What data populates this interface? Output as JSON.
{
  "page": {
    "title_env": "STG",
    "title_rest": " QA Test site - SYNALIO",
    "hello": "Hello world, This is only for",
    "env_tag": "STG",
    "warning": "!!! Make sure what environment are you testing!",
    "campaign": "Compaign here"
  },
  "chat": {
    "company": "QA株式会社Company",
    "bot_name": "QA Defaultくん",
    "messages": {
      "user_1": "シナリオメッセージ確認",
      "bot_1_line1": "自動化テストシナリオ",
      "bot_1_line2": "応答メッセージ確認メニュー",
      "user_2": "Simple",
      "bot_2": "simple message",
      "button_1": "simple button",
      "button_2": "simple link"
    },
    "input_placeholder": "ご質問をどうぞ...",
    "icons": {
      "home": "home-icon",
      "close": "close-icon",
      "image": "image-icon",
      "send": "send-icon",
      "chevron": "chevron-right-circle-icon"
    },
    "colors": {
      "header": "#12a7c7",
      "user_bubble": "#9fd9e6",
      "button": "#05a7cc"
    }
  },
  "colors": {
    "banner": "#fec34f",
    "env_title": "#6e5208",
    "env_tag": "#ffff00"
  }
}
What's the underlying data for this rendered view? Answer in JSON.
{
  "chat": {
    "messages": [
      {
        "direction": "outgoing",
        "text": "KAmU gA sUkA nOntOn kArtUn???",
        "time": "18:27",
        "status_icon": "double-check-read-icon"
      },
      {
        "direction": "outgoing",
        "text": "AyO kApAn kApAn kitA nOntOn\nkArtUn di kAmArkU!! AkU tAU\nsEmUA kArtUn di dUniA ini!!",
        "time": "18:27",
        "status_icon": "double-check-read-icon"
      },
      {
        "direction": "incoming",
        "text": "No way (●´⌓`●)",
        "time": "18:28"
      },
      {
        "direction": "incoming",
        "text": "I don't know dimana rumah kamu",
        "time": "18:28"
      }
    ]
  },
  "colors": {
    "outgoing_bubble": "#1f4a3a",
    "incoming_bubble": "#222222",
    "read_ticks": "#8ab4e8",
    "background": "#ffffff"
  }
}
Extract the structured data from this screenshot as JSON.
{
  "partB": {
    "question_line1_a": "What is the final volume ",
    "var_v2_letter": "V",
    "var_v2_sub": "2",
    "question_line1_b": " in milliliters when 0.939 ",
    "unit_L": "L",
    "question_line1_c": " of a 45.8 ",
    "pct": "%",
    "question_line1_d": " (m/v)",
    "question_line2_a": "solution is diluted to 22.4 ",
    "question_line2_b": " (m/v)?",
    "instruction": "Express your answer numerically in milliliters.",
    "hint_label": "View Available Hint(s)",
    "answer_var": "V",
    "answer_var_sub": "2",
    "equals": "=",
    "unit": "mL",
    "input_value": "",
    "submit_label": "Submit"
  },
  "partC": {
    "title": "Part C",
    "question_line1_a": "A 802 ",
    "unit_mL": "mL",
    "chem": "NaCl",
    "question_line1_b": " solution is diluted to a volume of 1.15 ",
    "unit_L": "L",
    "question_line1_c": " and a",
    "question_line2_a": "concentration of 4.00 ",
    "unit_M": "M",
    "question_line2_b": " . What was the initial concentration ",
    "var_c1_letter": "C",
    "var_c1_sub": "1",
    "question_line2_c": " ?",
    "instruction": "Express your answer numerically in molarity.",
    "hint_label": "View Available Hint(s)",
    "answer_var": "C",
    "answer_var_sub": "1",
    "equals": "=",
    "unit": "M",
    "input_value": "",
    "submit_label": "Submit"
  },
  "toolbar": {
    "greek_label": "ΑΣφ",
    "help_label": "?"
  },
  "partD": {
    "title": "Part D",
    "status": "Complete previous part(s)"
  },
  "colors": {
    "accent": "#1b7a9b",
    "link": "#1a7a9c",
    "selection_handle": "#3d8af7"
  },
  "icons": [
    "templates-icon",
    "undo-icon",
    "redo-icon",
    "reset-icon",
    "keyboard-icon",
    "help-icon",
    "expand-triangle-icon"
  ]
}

-- AIM OF THE TASK --
Say how many lines include the word "milliliters"; reply with the number alone.

-- ANSWER TO THE TASK --
2